EXERCISE OBJECTIVE
Return every item below word for word, each line as it appears, and leave out the pictures.

** START **

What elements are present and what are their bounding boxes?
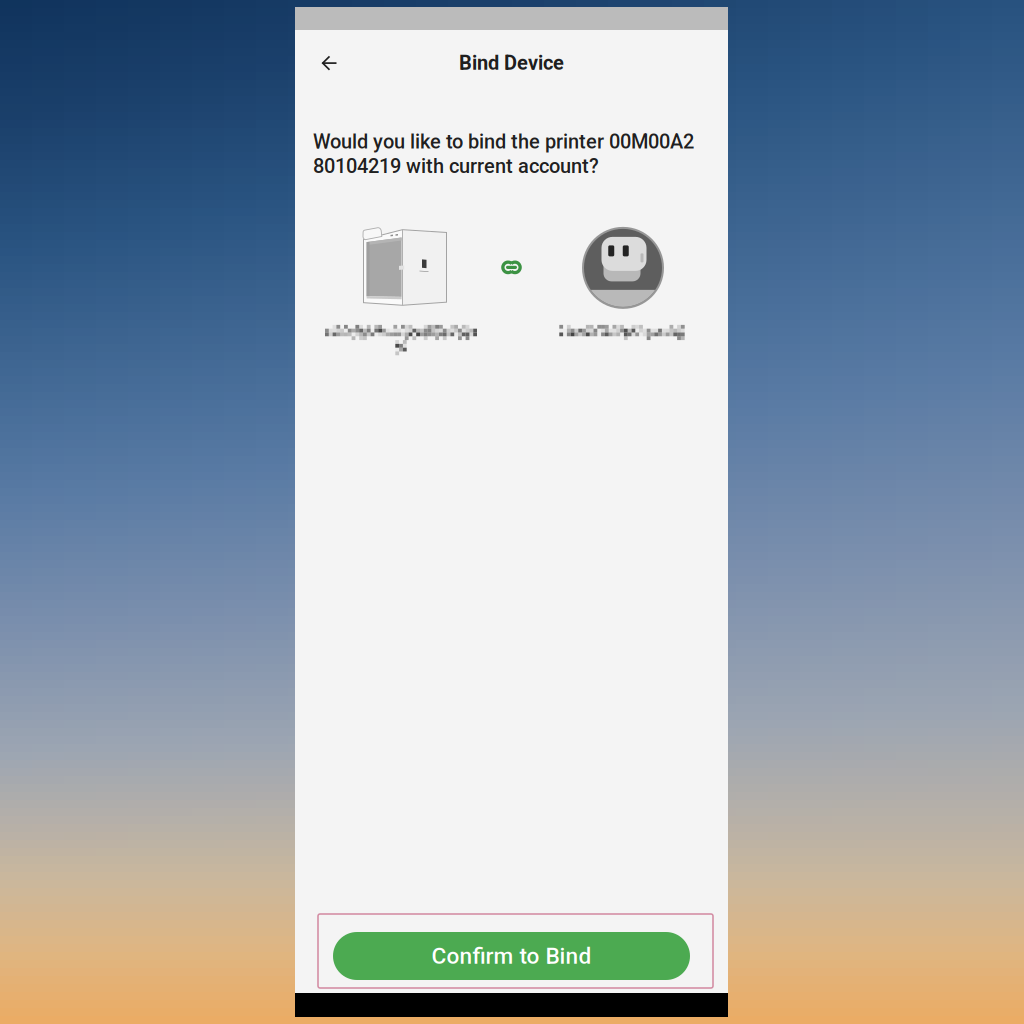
staticText: Would you like to bind the printer 00M00… [313, 130, 694, 178]
button[interactable]: Confirm to Bind [333, 932, 690, 980]
staticText: Confirm to Bind [432, 943, 592, 969]
button[interactable]: Back [307, 41, 351, 85]
staticText: Bind Device [459, 51, 564, 75]
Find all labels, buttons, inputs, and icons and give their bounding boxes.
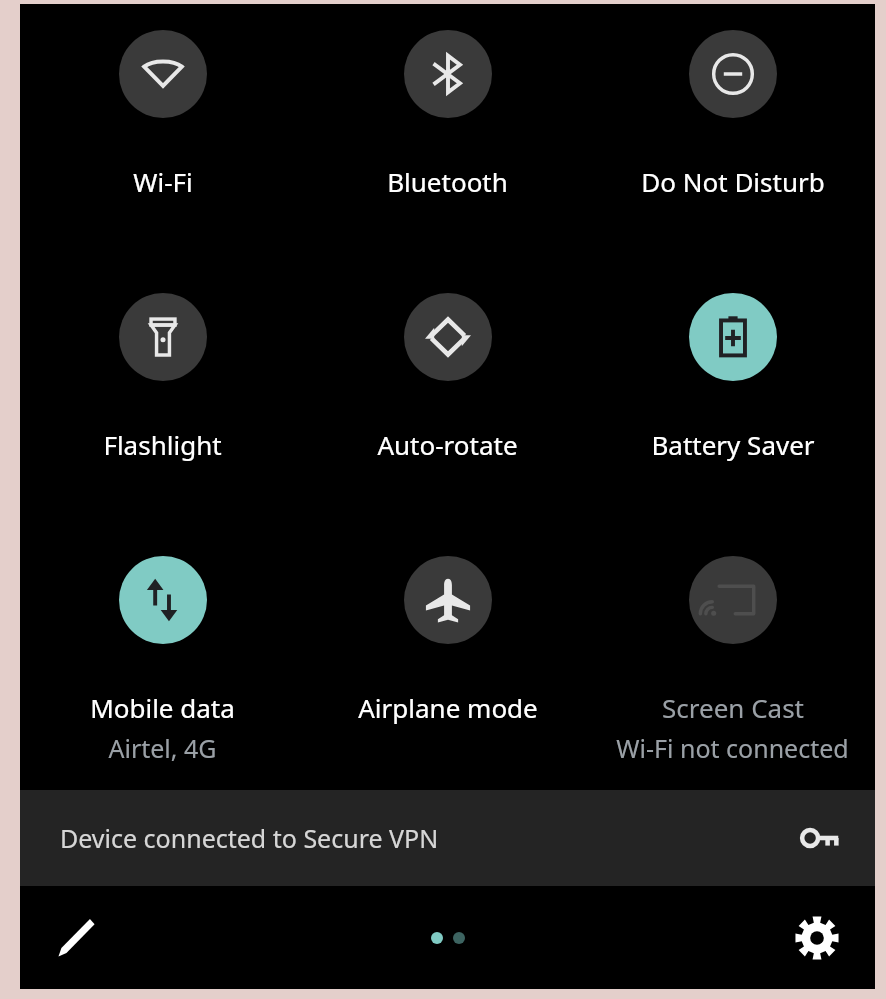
staticText: Do Not Disturb [641, 164, 825, 199]
button[interactable]: Bluetooth [305, 30, 590, 199]
staticText: Airplane mode [358, 690, 538, 725]
staticText: Device connected to Secure VPN [60, 821, 439, 855]
button[interactable]: Screen Cast [590, 556, 875, 765]
button[interactable]: Edit tiles [42, 906, 106, 970]
staticText: Airtel, 4G [108, 731, 217, 765]
button[interactable]: Airplane mode [305, 556, 590, 725]
button[interactable]: Auto-rotate [305, 293, 590, 462]
button[interactable]: Do Not Disturb [590, 30, 875, 199]
button[interactable]: Settings [785, 906, 849, 970]
button[interactable]: Battery Saver [590, 293, 875, 462]
staticText: Wi-Fi not connected [616, 731, 849, 765]
button[interactable]: Flashlight [20, 293, 305, 462]
staticText: Wi-Fi [133, 164, 193, 199]
staticText: Screen Cast [662, 690, 804, 725]
staticText: Flashlight [103, 427, 222, 462]
button[interactable]: Device connected to Secure VPN [20, 790, 875, 886]
staticText: Battery Saver [651, 427, 815, 462]
button[interactable]: Wi-Fi [20, 30, 305, 199]
staticText: Bluetooth [387, 164, 508, 199]
button[interactable]: Mobile data [20, 556, 305, 765]
staticText: Auto-rotate [377, 427, 518, 462]
staticText: Mobile data [90, 690, 235, 725]
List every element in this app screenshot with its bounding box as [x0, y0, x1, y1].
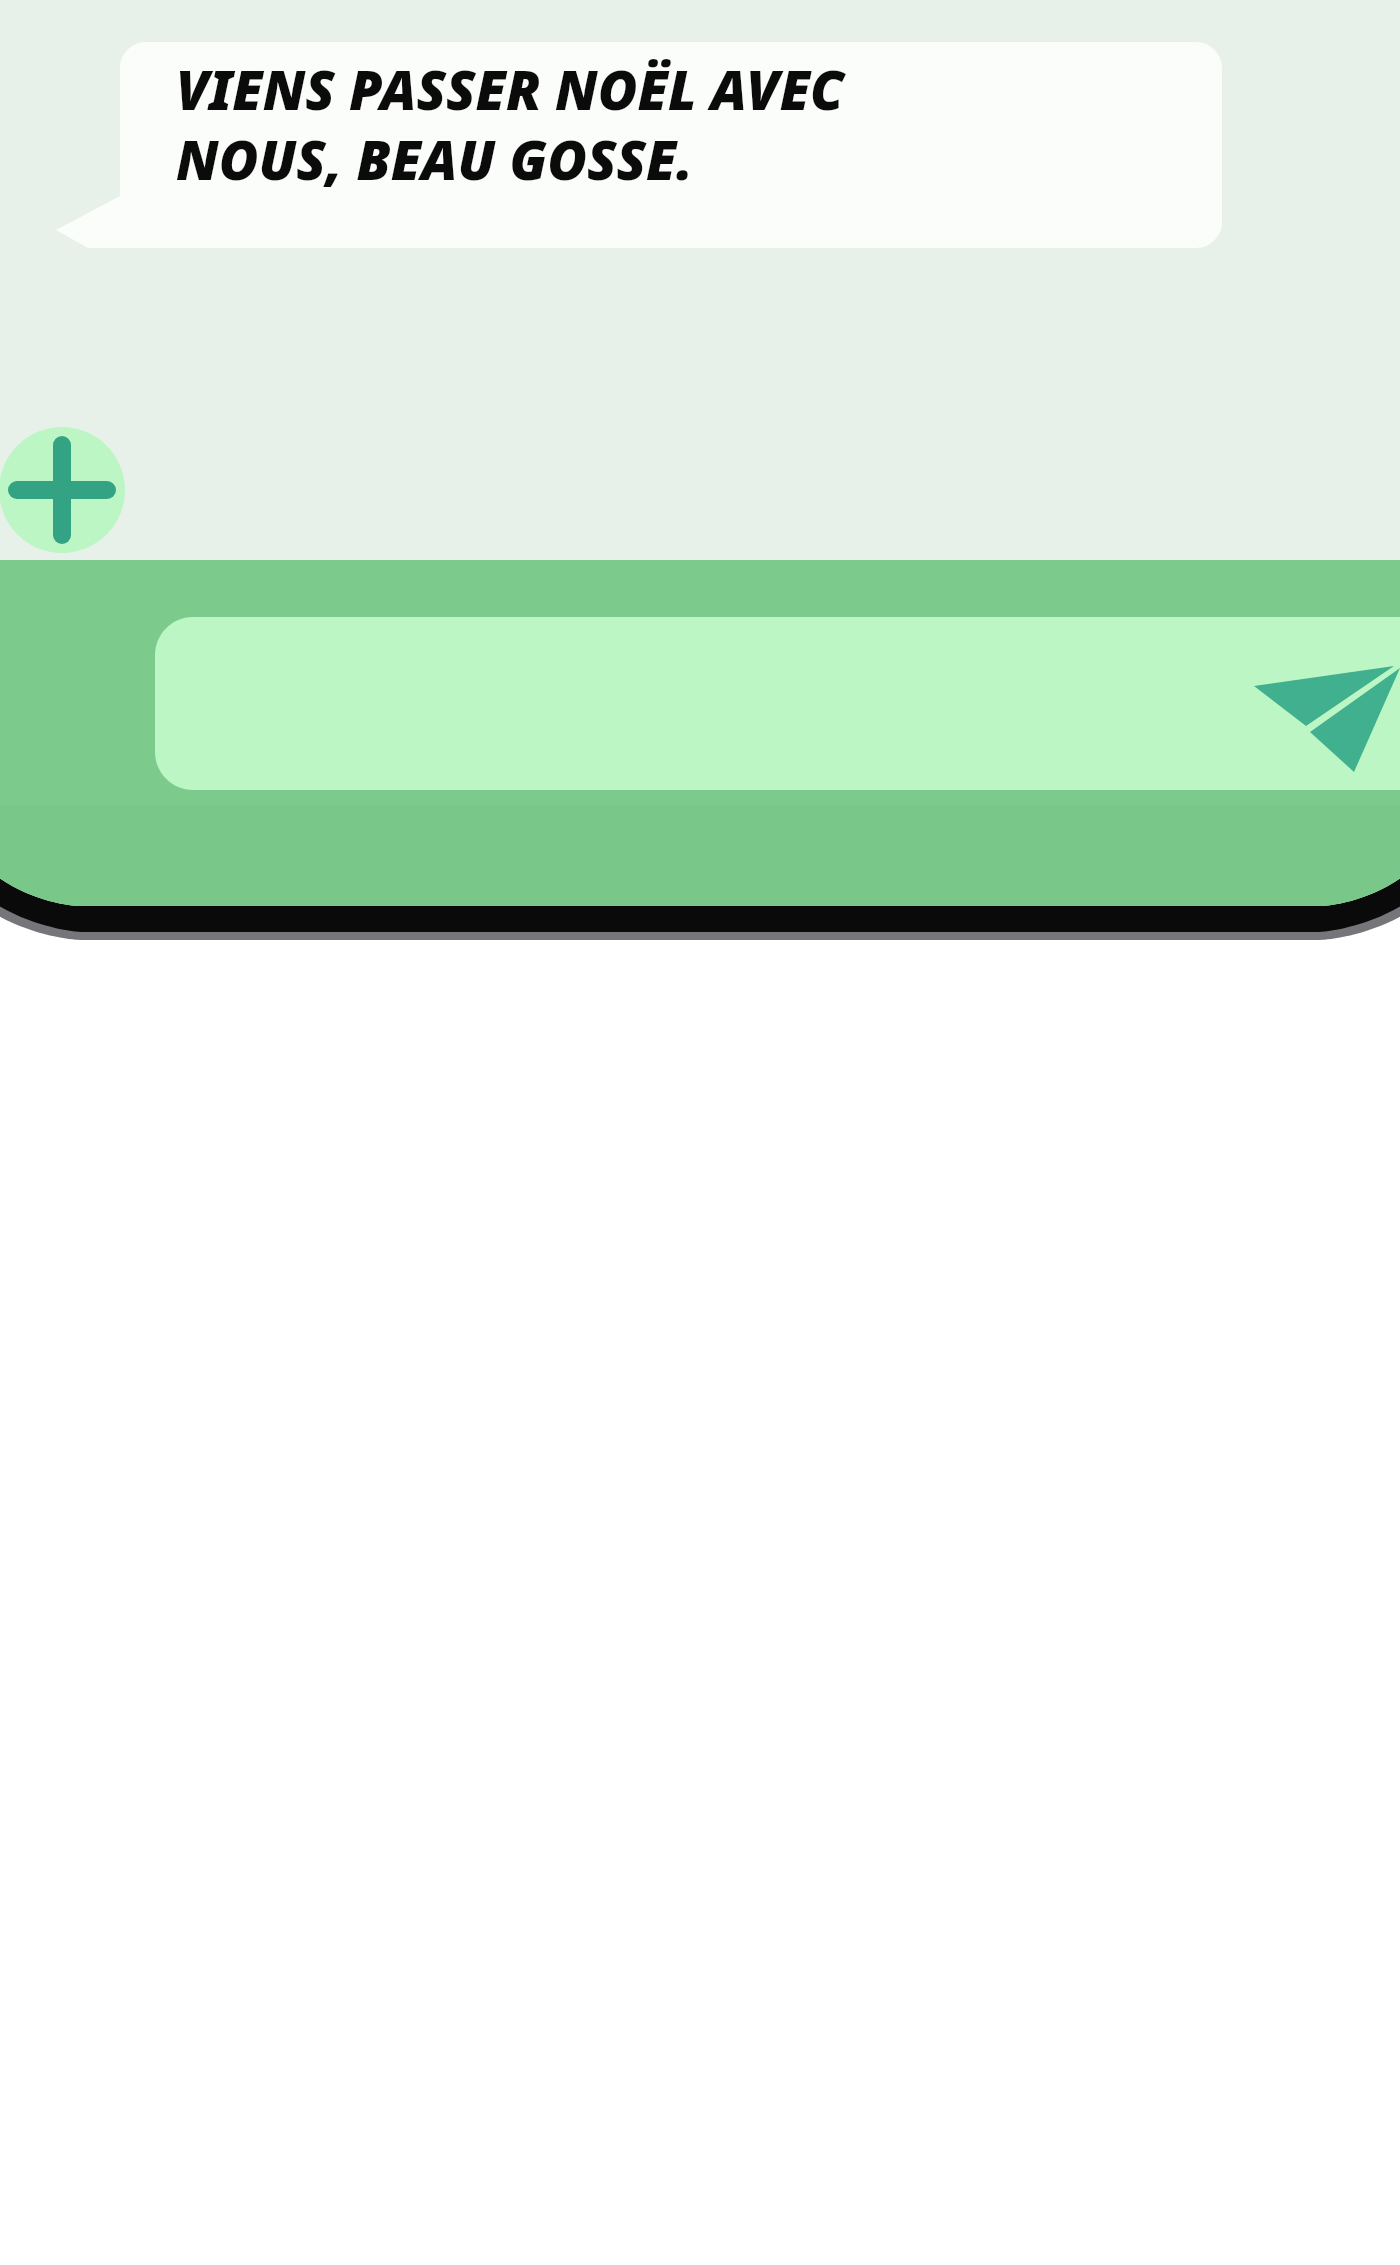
button[interactable]: Add attachment: [0, 427, 126, 553]
staticText: VIENS PASSER NOËL AVEC NOUS, BEAU GOSSE.: [176, 52, 1116, 222]
button[interactable]: Type a message: [155, 617, 1230, 790]
button[interactable]: Send: [1240, 622, 1400, 782]
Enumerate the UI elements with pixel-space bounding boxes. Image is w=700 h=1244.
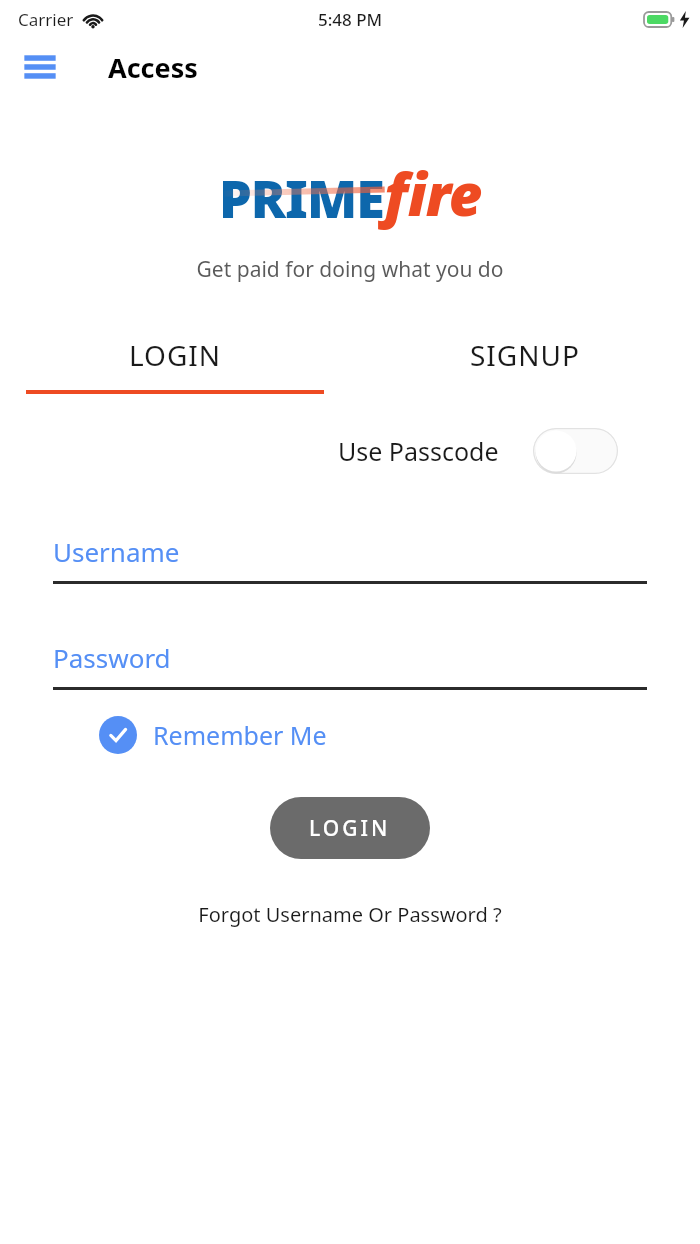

** END **

CORRECT ANSWER
What elements are present and what are their bounding boxes?
staticText: Would you like to bind the printer 00M00… [313, 130, 694, 178]
button[interactable]: Confirm to Bind [333, 932, 690, 980]
staticText: Confirm to Bind [432, 943, 592, 969]
button[interactable]: Back [307, 41, 351, 85]
staticText: Bind Device [459, 51, 564, 75]
Find all labels, buttons, inputs, and icons and give their bounding boxes.
staticText: Do Not Disturb [641, 164, 825, 199]
button[interactable]: Bluetooth [305, 30, 590, 199]
staticText: Airplane mode [358, 690, 538, 725]
staticText: Device connected to Secure VPN [60, 821, 439, 855]
button[interactable]: Screen Cast [590, 556, 875, 765]
button[interactable]: Edit tiles [42, 906, 106, 970]
staticText: Airtel, 4G [108, 731, 217, 765]
button[interactable]: Airplane mode [305, 556, 590, 725]
button[interactable]: Auto-rotate [305, 293, 590, 462]
button[interactable]: Do Not Disturb [590, 30, 875, 199]
button[interactable]: Settings [785, 906, 849, 970]
button[interactable]: Battery Saver [590, 293, 875, 462]
staticText: Wi-Fi not connected [616, 731, 849, 765]
button[interactable]: Flashlight [20, 293, 305, 462]
staticText: Wi-Fi [133, 164, 193, 199]
staticText: Screen Cast [662, 690, 804, 725]
staticText: Flashlight [103, 427, 222, 462]
button[interactable]: Device connected to Secure VPN [20, 790, 875, 886]
staticText: Battery Saver [651, 427, 815, 462]
button[interactable]: Wi-Fi [20, 30, 305, 199]
staticText: Bluetooth [387, 164, 508, 199]
button[interactable]: Mobile data [20, 556, 305, 765]
staticText: Auto-rotate [377, 427, 518, 462]
staticText: Mobile data [90, 690, 235, 725]
List every element in this app screenshot with its bounding box as [x0, y0, x1, y1].
button[interactable]: Add attachment: [0, 427, 126, 553]
staticText: VIENS PASSER NOËL AVEC NOUS, BEAU GOSSE.: [176, 52, 1116, 222]
button[interactable]: Type a message: [155, 617, 1230, 790]
button[interactable]: Send: [1240, 622, 1400, 782]
Enumerate the UI elements with pixel-space bounding boxes. Image is w=700 h=1244.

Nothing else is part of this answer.